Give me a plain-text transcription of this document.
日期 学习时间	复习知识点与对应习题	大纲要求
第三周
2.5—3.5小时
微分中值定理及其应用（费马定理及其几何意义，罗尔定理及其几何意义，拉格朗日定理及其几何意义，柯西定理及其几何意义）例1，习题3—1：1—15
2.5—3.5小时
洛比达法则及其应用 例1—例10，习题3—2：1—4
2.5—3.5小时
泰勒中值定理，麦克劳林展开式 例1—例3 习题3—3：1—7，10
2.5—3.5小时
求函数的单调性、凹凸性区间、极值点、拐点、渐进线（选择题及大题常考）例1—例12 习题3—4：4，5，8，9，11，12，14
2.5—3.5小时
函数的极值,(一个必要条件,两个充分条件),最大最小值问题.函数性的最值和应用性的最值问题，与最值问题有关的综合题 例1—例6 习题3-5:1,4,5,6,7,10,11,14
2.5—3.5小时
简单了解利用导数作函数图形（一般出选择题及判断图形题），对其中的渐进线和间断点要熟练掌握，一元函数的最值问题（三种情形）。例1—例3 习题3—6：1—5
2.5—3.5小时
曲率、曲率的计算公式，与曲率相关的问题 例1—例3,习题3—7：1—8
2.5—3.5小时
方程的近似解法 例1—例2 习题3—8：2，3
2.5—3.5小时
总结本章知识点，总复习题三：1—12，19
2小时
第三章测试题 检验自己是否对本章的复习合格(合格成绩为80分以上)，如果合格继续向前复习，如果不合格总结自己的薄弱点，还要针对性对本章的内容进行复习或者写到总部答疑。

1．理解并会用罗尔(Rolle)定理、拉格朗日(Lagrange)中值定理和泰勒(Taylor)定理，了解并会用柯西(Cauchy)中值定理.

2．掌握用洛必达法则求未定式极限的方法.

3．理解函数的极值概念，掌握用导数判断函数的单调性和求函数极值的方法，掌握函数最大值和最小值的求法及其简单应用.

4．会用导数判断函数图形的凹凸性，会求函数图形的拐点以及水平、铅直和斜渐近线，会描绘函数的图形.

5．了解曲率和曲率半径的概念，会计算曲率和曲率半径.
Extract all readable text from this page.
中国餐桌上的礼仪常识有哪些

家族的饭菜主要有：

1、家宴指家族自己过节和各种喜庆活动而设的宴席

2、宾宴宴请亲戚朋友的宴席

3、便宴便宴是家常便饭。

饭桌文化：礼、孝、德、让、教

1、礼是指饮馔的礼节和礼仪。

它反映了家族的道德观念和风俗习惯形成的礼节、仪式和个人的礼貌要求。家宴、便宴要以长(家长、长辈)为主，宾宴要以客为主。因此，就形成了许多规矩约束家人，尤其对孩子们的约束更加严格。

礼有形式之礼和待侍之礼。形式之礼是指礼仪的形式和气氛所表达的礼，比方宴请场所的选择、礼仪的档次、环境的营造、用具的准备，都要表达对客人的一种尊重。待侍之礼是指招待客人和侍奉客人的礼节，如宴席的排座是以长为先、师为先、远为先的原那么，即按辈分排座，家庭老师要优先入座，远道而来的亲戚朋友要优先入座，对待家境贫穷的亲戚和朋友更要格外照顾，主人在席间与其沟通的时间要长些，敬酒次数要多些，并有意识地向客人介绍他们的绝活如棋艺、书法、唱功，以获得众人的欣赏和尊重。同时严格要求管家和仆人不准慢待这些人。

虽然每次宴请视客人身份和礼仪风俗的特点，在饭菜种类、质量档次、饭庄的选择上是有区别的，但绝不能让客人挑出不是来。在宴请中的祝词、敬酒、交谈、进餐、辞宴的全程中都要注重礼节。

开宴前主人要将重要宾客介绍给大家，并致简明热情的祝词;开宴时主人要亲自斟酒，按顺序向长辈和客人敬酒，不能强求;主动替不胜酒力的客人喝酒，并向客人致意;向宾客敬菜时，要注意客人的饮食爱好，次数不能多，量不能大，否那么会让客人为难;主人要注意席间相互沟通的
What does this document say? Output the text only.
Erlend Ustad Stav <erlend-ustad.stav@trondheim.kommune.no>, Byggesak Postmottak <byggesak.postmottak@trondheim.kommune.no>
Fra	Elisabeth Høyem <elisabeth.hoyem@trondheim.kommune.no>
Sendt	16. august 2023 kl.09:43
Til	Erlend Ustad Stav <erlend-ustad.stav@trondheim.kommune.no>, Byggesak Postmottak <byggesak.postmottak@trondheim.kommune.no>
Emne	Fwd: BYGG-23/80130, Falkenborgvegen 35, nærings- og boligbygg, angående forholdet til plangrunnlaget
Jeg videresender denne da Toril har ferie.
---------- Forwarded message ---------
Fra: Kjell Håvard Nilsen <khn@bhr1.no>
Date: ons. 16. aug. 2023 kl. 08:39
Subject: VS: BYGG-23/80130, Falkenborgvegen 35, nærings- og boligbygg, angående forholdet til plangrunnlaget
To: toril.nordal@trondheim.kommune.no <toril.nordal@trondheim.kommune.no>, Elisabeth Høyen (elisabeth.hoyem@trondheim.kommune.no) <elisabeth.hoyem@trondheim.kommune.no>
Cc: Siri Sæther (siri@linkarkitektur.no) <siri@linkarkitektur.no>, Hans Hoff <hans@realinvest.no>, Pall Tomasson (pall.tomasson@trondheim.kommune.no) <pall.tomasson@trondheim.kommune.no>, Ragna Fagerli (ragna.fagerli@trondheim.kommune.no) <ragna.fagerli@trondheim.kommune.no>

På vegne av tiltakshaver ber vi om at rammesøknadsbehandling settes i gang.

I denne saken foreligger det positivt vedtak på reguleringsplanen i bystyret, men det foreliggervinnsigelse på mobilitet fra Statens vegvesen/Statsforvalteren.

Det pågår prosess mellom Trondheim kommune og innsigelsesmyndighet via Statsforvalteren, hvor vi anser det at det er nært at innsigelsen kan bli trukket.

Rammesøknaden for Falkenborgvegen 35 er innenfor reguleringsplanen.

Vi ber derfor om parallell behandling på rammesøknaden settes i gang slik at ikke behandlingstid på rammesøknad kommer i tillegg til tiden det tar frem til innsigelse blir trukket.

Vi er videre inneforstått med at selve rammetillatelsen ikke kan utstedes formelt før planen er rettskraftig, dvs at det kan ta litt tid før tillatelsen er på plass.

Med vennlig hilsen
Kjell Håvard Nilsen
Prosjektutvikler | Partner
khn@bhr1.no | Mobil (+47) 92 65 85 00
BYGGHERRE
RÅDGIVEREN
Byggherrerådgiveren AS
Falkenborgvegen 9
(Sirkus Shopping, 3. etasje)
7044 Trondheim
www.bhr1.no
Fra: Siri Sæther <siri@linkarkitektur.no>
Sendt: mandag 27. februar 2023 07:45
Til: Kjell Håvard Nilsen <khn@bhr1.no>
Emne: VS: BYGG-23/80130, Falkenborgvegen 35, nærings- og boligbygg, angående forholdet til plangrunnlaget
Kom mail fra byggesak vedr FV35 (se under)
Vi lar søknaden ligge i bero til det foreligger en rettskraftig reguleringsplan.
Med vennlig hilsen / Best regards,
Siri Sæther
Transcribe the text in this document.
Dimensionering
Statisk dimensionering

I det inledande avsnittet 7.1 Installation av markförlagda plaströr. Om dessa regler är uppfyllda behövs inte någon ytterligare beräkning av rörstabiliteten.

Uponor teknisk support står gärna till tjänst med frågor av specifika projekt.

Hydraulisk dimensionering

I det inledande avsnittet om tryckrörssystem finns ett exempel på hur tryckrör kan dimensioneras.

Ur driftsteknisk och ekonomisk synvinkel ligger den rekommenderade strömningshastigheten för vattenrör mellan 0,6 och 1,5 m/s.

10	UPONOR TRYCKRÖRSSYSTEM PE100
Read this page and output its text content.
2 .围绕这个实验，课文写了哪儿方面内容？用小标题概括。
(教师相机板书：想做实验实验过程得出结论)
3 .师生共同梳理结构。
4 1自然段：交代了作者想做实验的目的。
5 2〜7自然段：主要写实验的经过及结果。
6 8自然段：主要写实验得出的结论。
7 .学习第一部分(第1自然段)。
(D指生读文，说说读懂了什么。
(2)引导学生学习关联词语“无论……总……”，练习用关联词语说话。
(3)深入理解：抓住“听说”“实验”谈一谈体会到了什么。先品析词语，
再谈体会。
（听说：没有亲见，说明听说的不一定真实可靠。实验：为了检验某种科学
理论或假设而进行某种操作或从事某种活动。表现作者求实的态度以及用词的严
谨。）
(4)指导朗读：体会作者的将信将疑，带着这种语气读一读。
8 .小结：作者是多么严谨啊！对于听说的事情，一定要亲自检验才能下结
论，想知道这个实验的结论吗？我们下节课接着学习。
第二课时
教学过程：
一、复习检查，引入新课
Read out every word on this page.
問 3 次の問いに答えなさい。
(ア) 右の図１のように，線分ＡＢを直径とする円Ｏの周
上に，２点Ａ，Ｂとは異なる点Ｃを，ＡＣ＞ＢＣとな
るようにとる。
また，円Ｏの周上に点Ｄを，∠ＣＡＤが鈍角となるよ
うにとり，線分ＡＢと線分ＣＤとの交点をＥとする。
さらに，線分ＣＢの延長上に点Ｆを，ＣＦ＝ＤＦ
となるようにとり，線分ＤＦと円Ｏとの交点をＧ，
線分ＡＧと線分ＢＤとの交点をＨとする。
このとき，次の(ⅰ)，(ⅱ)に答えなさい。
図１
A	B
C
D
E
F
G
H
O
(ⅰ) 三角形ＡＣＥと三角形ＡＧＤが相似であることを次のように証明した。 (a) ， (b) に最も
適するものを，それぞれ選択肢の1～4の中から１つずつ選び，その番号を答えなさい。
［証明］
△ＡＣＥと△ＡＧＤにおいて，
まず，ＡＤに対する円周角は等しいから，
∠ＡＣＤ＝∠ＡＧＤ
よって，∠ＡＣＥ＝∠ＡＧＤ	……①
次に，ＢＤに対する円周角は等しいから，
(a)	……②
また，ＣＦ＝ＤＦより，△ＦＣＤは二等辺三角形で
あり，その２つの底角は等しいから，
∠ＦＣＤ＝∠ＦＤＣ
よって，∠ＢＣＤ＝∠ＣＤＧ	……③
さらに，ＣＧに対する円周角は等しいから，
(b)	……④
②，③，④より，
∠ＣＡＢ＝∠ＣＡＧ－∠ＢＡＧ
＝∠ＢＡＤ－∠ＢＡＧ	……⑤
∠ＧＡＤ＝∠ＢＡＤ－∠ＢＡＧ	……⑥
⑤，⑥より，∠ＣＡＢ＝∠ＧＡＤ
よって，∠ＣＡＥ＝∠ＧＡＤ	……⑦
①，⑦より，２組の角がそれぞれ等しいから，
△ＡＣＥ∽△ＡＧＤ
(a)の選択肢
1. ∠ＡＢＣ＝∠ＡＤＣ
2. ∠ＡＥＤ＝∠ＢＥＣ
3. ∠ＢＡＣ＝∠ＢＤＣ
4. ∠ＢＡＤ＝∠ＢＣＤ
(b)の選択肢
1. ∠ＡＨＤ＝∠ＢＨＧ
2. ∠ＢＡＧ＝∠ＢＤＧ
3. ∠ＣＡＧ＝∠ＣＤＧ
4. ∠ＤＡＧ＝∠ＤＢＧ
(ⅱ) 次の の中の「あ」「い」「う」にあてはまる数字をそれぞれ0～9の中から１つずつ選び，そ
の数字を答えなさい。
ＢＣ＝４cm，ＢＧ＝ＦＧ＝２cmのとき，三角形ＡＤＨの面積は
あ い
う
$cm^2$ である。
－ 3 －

**STATED TASK:** Return every line of the preceding records in which the word "this" appears.

**ANSWER IN FULL:**
Give me a plain-text transcription of this document.
Extract all readable text from this page.
What does this document say? Output the text only.
Transcribe the text in this document.
Read this page and output its text content.
Read out every word on this page.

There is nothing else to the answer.